• What to do:
Reproduce every line of the material below, but drop the pictures.

• Entries:
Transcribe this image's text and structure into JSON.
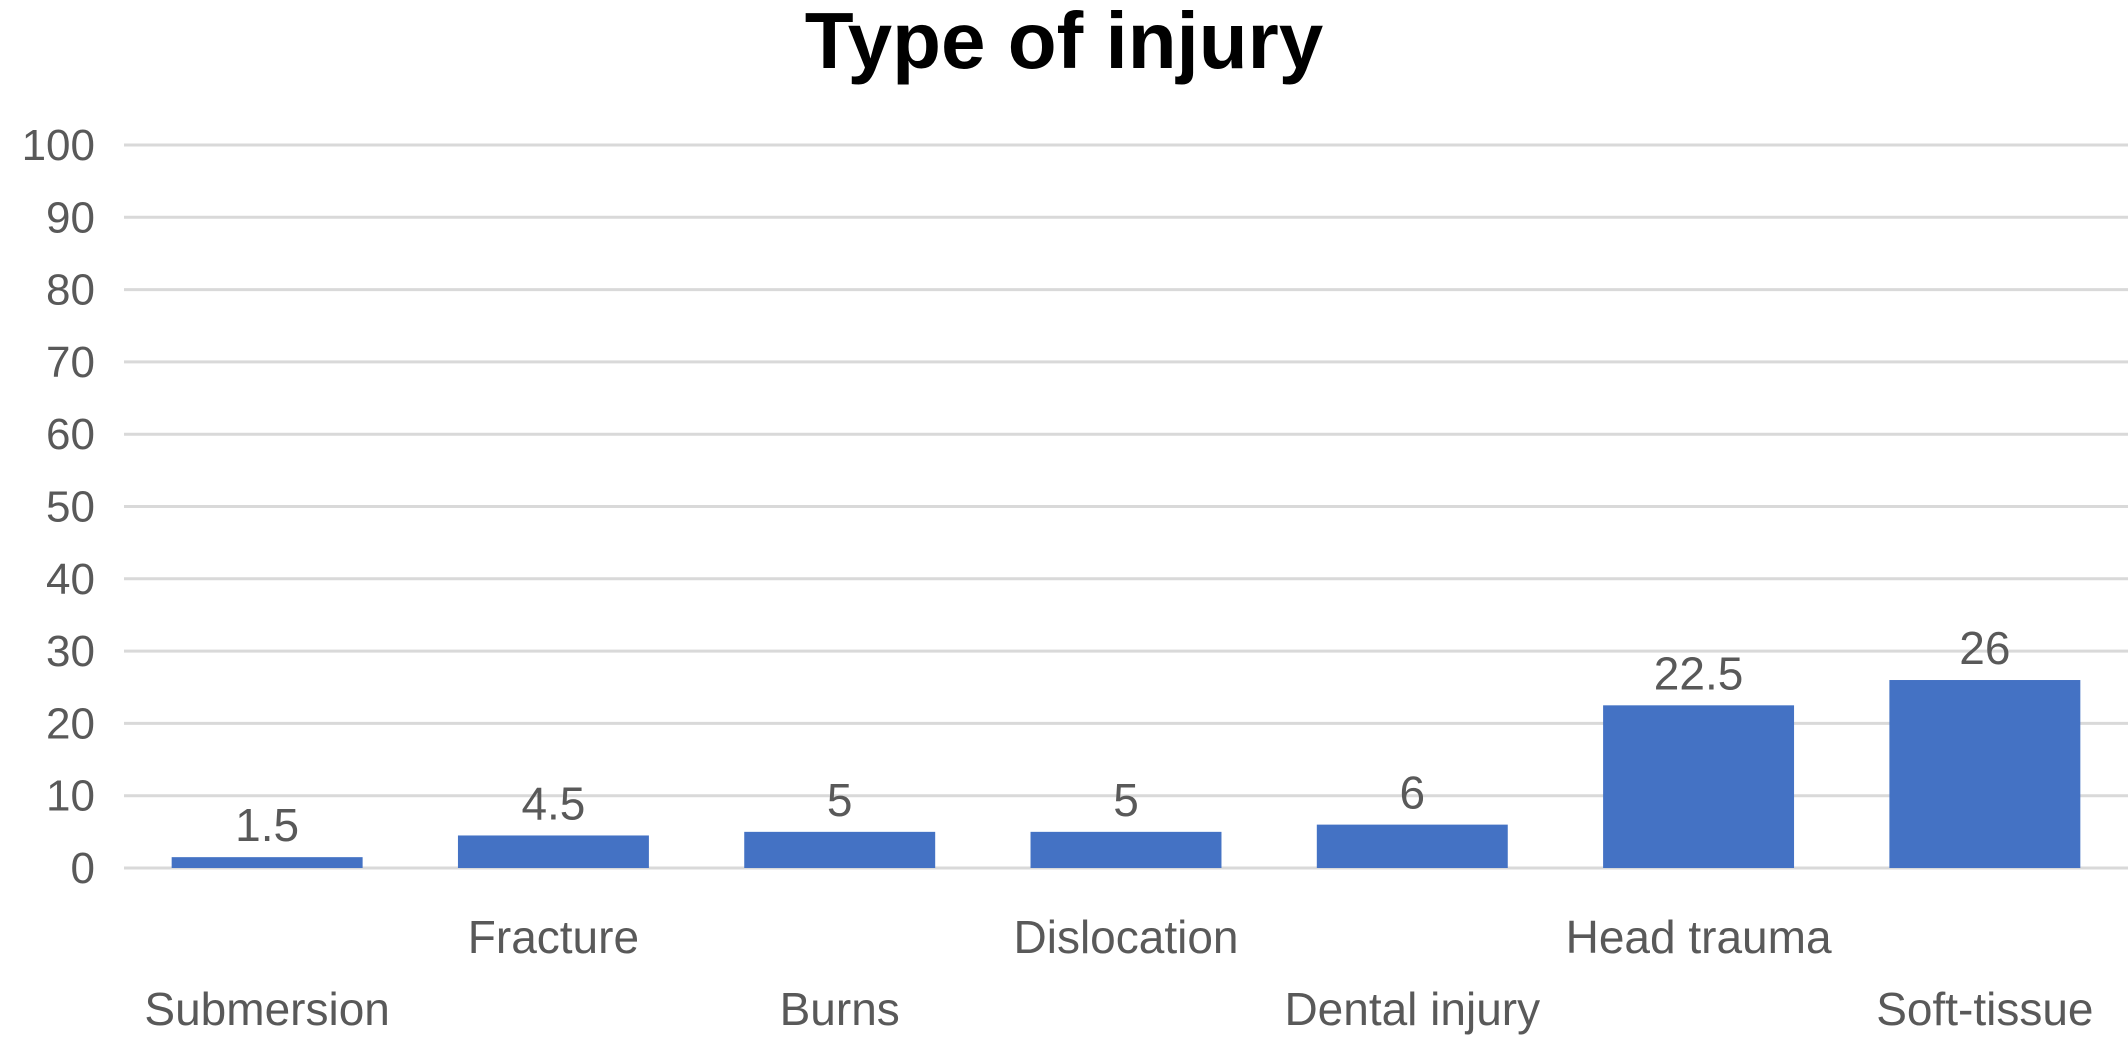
{
  "chart_data": {
    "type": "bar",
    "title": "Type of injury",
    "xlabel": "",
    "ylabel": "",
    "categories": [
      "Submersion",
      "Fracture",
      "Burns",
      "Dislocation",
      "Dental injury",
      "Head trauma",
      "Soft-tissue"
    ],
    "values": [
      1.5,
      4.5,
      5,
      5,
      6,
      22.5,
      26
    ],
    "value_labels": [
      "1.5",
      "4.5",
      "5",
      "5",
      "6",
      "22.5",
      "26"
    ],
    "ylim": [
      0,
      100
    ],
    "yticks": [
      0,
      10,
      20,
      30,
      40,
      50,
      60,
      70,
      80,
      90,
      100
    ],
    "grid": true,
    "legend": "none",
    "label_stagger": "alternating",
    "colors": {
      "bar": "#4472C4",
      "grid": "#D9D9D9",
      "text": "#595959",
      "title": "#000000"
    }
  }
}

• Solution to the exercise:
Transcribe this image's text and structure into JSON.
{
  "chart_data": {
    "type": "bar",
    "title": "Type of injury",
    "xlabel": "",
    "ylabel": "",
    "categories": [
      "Submersion",
      "Fracture",
      "Burns",
      "Dislocation",
      "Dental injury",
      "Head trauma",
      "Soft-tissue"
    ],
    "values": [
      1.5,
      4.5,
      5,
      5,
      6,
      22.5,
      26
    ],
    "value_labels": [
      "1.5",
      "4.5",
      "5",
      "5",
      "6",
      "22.5",
      "26"
    ],
    "ylim": [
      0,
      100
    ],
    "yticks": [
      0,
      10,
      20,
      30,
      40,
      50,
      60,
      70,
      80,
      90,
      100
    ],
    "grid": true,
    "legend": "none",
    "label_stagger": "alternating",
    "colors": {
      "bar": "#4472C4",
      "grid": "#D9D9D9",
      "text": "#595959",
      "title": "#000000"
    }
  }
}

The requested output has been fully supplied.